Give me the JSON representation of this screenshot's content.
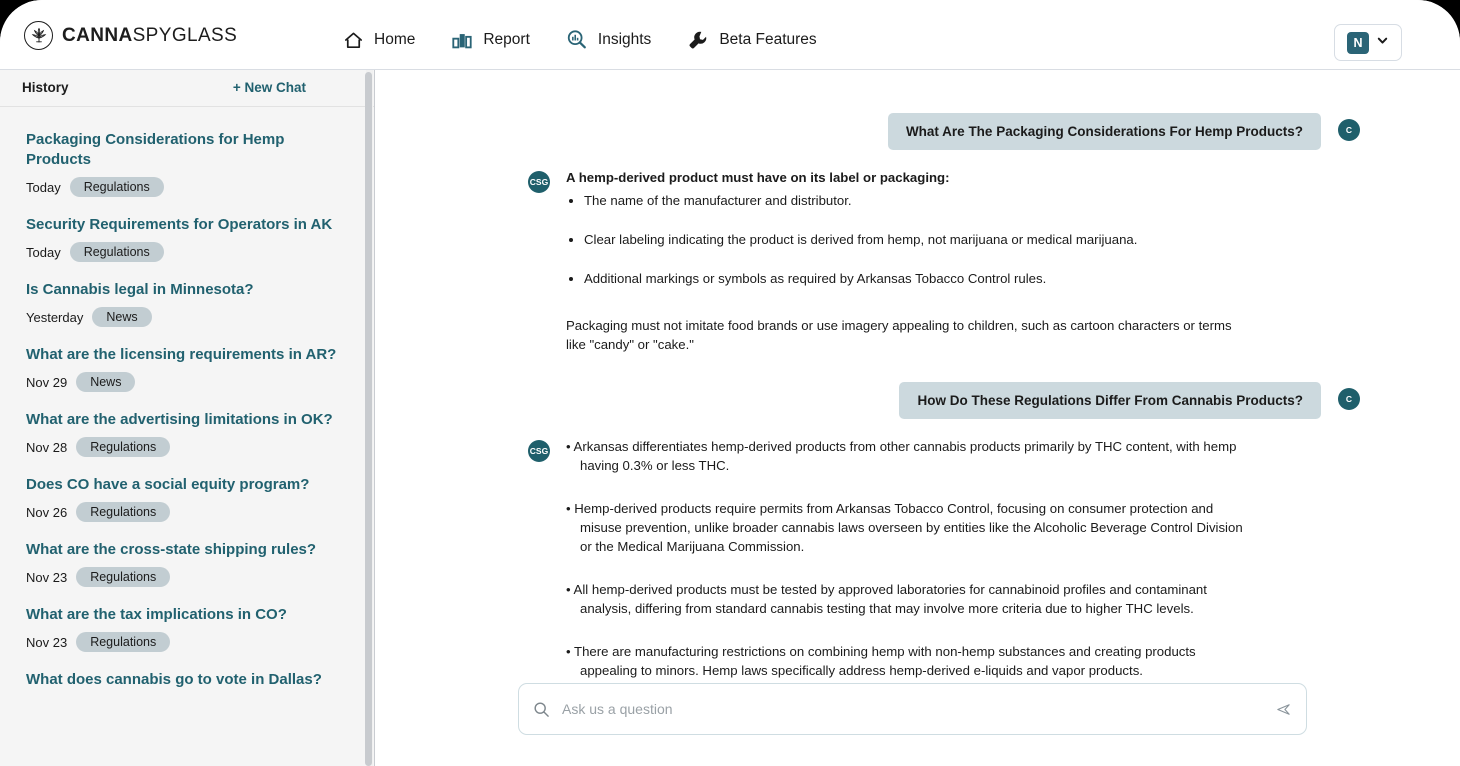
{
  "brand": {
    "name_bold": "CANNA",
    "name_light": "SPYGLASS",
    "logo_icon": "cannabis-leaf-circle-icon"
  },
  "nav": {
    "items": [
      {
        "label": "Home",
        "icon": "home-icon"
      },
      {
        "label": "Report",
        "icon": "bar-chart-icon"
      },
      {
        "label": "Insights",
        "icon": "magnifier-chart-icon"
      },
      {
        "label": "Beta Features",
        "icon": "wrench-icon"
      }
    ]
  },
  "user": {
    "initial": "N",
    "chevron": "chevron-down-icon"
  },
  "sidebar": {
    "title": "History",
    "new_chat_label": "+ New Chat",
    "items": [
      {
        "title": "Packaging Considerations for Hemp Products",
        "date": "Today",
        "tag": "Regulations"
      },
      {
        "title": "Security Requirements for Operators in AK",
        "date": "Today",
        "tag": "Regulations"
      },
      {
        "title": "Is Cannabis legal in Minnesota?",
        "date": "Yesterday",
        "tag": "News"
      },
      {
        "title": "What are the licensing requirements in AR?",
        "date": "Nov 29",
        "tag": "News"
      },
      {
        "title": "What are the advertising limitations in OK?",
        "date": "Nov 28",
        "tag": "Regulations"
      },
      {
        "title": "Does CO have a social equity program?",
        "date": "Nov 26",
        "tag": "Regulations"
      },
      {
        "title": "What are the cross-state shipping rules?",
        "date": "Nov 23",
        "tag": "Regulations"
      },
      {
        "title": "What are the tax implications in CO?",
        "date": "Nov 23",
        "tag": "Regulations"
      },
      {
        "title": "What does cannabis go to vote in Dallas?",
        "date": "",
        "tag": ""
      }
    ]
  },
  "chat": {
    "user_avatar_label": "C",
    "bot_avatar_label": "CSG",
    "messages": [
      {
        "role": "user",
        "text": "What Are The Packaging Considerations For Hemp Products?"
      },
      {
        "role": "bot",
        "lead": "A hemp-derived product must have on its label or packaging:",
        "bullets": [
          "The name of the manufacturer and distributor.",
          "Clear labeling indicating the product is derived from hemp, not marijuana or medical marijuana.",
          "Additional markings or symbols as required by Arkansas Tobacco Control rules."
        ],
        "paragraph": "Packaging must not imitate food brands or use imagery appealing to children, such as cartoon characters or terms like \"candy\" or \"cake.\""
      },
      {
        "role": "user",
        "text": "How Do These Regulations Differ From Cannabis Products?"
      },
      {
        "role": "bot",
        "bullets": [
          "•  Arkansas differentiates hemp-derived products from other cannabis products primarily by THC content, with hemp having 0.3% or less THC.",
          "•  Hemp-derived products require permits from Arkansas Tobacco Control, focusing on consumer protection and misuse prevention, unlike broader cannabis laws overseen by entities like the Alcoholic Beverage Control Division or the Medical Marijuana Commission.",
          "•  All hemp-derived products must be tested by approved laboratories for cannabinoid profiles and contaminant analysis, differing from standard cannabis testing that may involve more criteria due to higher THC levels.",
          "•  There are manufacturing restrictions on combining hemp with non-hemp substances and creating products appealing to minors. Hemp laws specifically address hemp-derived e-liquids and vapor products."
        ]
      }
    ]
  },
  "composer": {
    "placeholder": "Ask us a question",
    "value": "",
    "search_icon": "search-icon",
    "send_icon": "send-paper-plane-icon"
  },
  "colors": {
    "brand_teal": "#21616f",
    "avatar_teal": "#1f5f6b",
    "user_bubble": "#ccd9de",
    "tag_gray": "#c2cdd2",
    "sidebar_bg": "#f5f5f5"
  }
}
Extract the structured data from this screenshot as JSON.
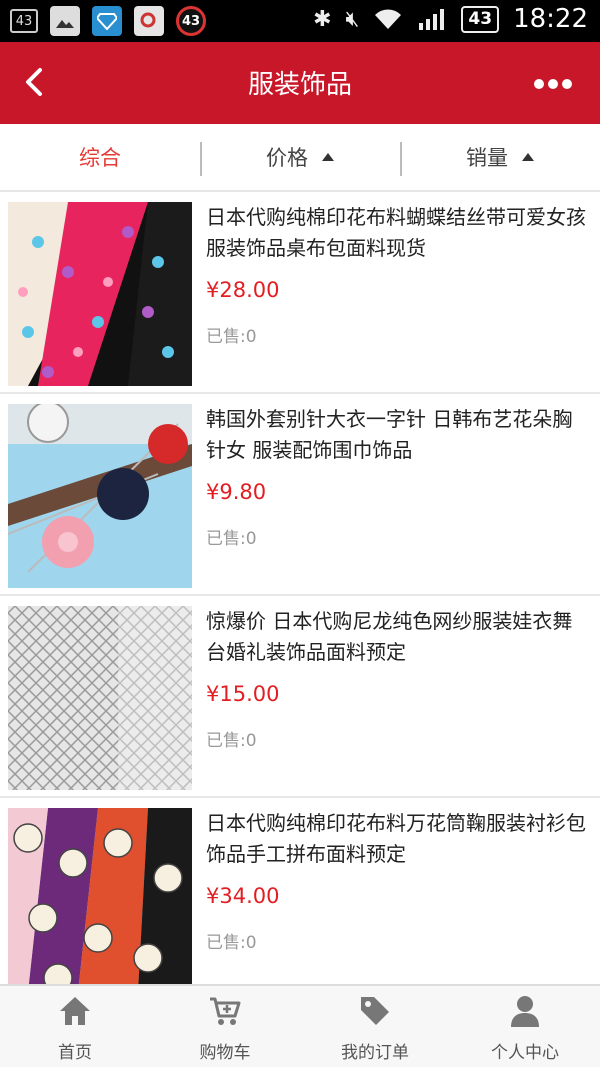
{
  "status_bar": {
    "notif_count": "43",
    "badge_count": "43",
    "battery": "43",
    "time": "18:22"
  },
  "header": {
    "title": "服装饰品"
  },
  "sort_tabs": [
    {
      "label": "综合",
      "active": true
    },
    {
      "label": "价格",
      "active": false
    },
    {
      "label": "销量",
      "active": false
    }
  ],
  "products": [
    {
      "name": "日本代购纯棉印花布料蝴蝶结丝带可爱女孩服装饰品桌布包面料现货",
      "price": "¥28.00",
      "sold": "已售:0"
    },
    {
      "name": "韩国外套别针大衣一字针 日韩布艺花朵胸针女 服装配饰围巾饰品",
      "price": "¥9.80",
      "sold": "已售:0"
    },
    {
      "name": "惊爆价 日本代购尼龙纯色网纱服装娃衣舞台婚礼装饰品面料预定",
      "price": "¥15.00",
      "sold": "已售:0"
    },
    {
      "name": "日本代购纯棉印花布料万花筒鞠服装衬衫包饰品手工拼布面料预定",
      "price": "¥34.00",
      "sold": "已售:0"
    }
  ],
  "tabbar": [
    {
      "label": "首页",
      "icon": "home-icon"
    },
    {
      "label": "购物车",
      "icon": "cart-icon"
    },
    {
      "label": "我的订单",
      "icon": "tag-icon"
    },
    {
      "label": "个人中心",
      "icon": "user-icon"
    }
  ],
  "colors": {
    "brand_red": "#c9172a",
    "price_red": "#e21e22",
    "active_tab": "#e53935"
  }
}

TASK GOAL
Using the material above, count the lines containing the word "content". Reply with the number alone.

EXERCISE RESULT
2